# start of DATA FOR THIS TASK

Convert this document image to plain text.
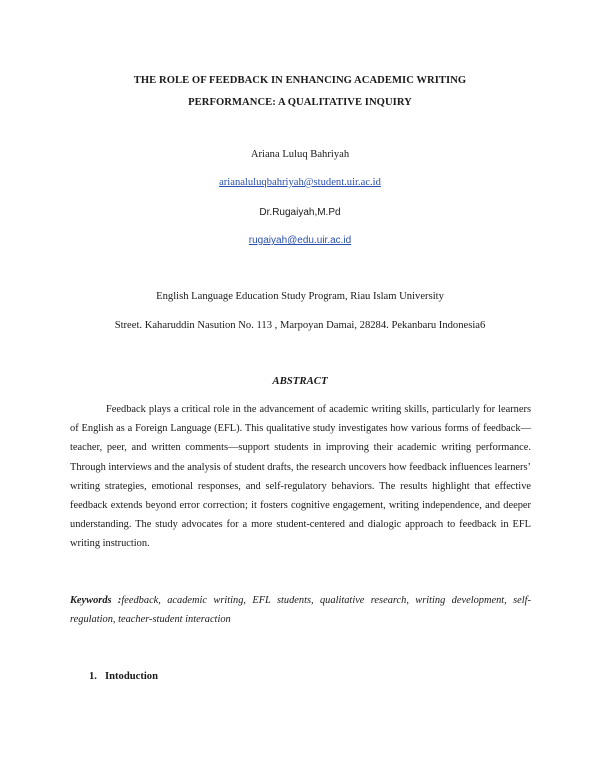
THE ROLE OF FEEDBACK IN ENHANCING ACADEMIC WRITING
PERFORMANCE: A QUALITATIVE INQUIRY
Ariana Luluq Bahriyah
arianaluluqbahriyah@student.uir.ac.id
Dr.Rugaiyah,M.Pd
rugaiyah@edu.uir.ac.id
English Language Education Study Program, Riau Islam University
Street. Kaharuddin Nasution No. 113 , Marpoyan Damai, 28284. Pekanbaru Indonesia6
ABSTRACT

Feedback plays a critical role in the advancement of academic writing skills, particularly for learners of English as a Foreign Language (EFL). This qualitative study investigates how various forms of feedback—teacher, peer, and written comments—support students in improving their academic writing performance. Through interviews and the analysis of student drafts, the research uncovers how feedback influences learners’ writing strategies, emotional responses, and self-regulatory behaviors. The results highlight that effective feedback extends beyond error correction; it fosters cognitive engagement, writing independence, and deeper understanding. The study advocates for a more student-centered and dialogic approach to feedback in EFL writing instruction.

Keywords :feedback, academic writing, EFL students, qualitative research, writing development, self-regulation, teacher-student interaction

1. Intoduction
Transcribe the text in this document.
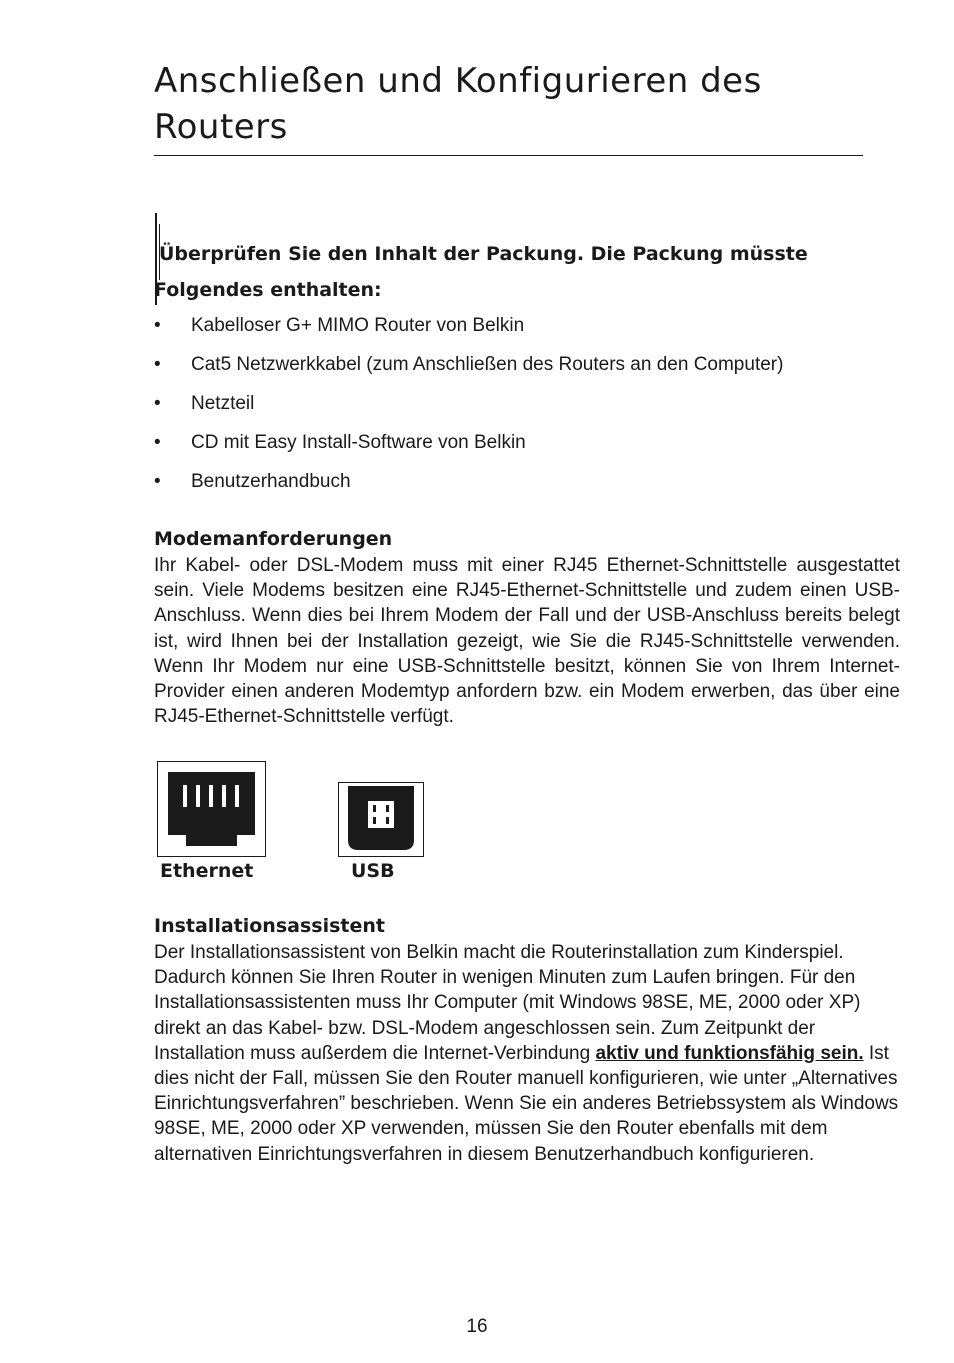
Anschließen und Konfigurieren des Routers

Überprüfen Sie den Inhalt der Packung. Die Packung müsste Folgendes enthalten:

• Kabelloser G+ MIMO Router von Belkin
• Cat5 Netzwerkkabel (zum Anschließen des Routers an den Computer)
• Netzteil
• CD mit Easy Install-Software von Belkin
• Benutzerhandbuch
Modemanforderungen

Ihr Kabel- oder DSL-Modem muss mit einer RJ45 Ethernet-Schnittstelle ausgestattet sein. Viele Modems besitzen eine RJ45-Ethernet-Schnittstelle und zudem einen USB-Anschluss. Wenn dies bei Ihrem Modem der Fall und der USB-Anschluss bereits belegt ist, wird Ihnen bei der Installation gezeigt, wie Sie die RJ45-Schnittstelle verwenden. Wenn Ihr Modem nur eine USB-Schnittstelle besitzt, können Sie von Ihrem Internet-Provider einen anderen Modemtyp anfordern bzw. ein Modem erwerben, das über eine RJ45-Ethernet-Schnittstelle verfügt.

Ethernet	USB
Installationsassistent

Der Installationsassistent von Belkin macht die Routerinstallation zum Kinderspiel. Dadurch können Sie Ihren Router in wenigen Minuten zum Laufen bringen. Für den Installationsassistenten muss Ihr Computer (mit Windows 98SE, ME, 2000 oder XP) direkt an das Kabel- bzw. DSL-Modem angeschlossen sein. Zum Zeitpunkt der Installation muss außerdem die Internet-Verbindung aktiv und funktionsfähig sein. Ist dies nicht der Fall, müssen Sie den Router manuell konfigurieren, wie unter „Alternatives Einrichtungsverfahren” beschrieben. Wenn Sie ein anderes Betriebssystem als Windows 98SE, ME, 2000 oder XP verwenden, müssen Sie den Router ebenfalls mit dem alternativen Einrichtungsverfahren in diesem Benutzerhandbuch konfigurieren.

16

# end of DATA FOR THIS TASK

» **WORK TO COMPLETE**:
Restate each entry word for word, leaving out any pictures.

» **OUTPUT**:
Convert this document image to plain text.
THE ROLE OF FEEDBACK IN ENHANCING ACADEMIC WRITING
PERFORMANCE: A QUALITATIVE INQUIRY
Ariana Luluq Bahriyah
arianaluluqbahriyah@student.uir.ac.id
Dr.Rugaiyah,M.Pd
rugaiyah@edu.uir.ac.id
English Language Education Study Program, Riau Islam University
Street. Kaharuddin Nasution No. 113 , Marpoyan Damai, 28284. Pekanbaru Indonesia6
ABSTRACT

Feedback plays a critical role in the advancement of academic writing skills, particularly for learners of English as a Foreign Language (EFL). This qualitative study investigates how various forms of feedback—teacher, peer, and written comments—support students in improving their academic writing performance. Through interviews and the analysis of student drafts, the research uncovers how feedback influences learners’ writing strategies, emotional responses, and self-regulatory behaviors. The results highlight that effective feedback extends beyond error correction; it fosters cognitive engagement, writing independence, and deeper understanding. The study advocates for a more student-centered and dialogic approach to feedback in EFL writing instruction.

Keywords :feedback, academic writing, EFL students, qualitative research, writing development, self-regulation, teacher-student interaction

1. Intoduction
Transcribe the text in this document.
Anschließen und Konfigurieren des Routers

Überprüfen Sie den Inhalt der Packung. Die Packung müsste Folgendes enthalten:

• Kabelloser G+ MIMO Router von Belkin
• Cat5 Netzwerkkabel (zum Anschließen des Routers an den Computer)
• Netzteil
• CD mit Easy Install-Software von Belkin
• Benutzerhandbuch
Modemanforderungen

Ihr Kabel- oder DSL-Modem muss mit einer RJ45 Ethernet-Schnittstelle ausgestattet sein. Viele Modems besitzen eine RJ45-Ethernet-Schnittstelle und zudem einen USB-Anschluss. Wenn dies bei Ihrem Modem der Fall und der USB-Anschluss bereits belegt ist, wird Ihnen bei der Installation gezeigt, wie Sie die RJ45-Schnittstelle verwenden. Wenn Ihr Modem nur eine USB-Schnittstelle besitzt, können Sie von Ihrem Internet-Provider einen anderen Modemtyp anfordern bzw. ein Modem erwerben, das über eine RJ45-Ethernet-Schnittstelle verfügt.

Ethernet	USB
Installationsassistent

Der Installationsassistent von Belkin macht die Routerinstallation zum Kinderspiel. Dadurch können Sie Ihren Router in wenigen Minuten zum Laufen bringen. Für den Installationsassistenten muss Ihr Computer (mit Windows 98SE, ME, 2000 oder XP) direkt an das Kabel- bzw. DSL-Modem angeschlossen sein. Zum Zeitpunkt der Installation muss außerdem die Internet-Verbindung aktiv und funktionsfähig sein. Ist dies nicht der Fall, müssen Sie den Router manuell konfigurieren, wie unter „Alternatives Einrichtungsverfahren” beschrieben. Wenn Sie ein anderes Betriebssystem als Windows 98SE, ME, 2000 oder XP verwenden, müssen Sie den Router ebenfalls mit dem alternativen Einrichtungsverfahren in diesem Benutzerhandbuch konfigurieren.

16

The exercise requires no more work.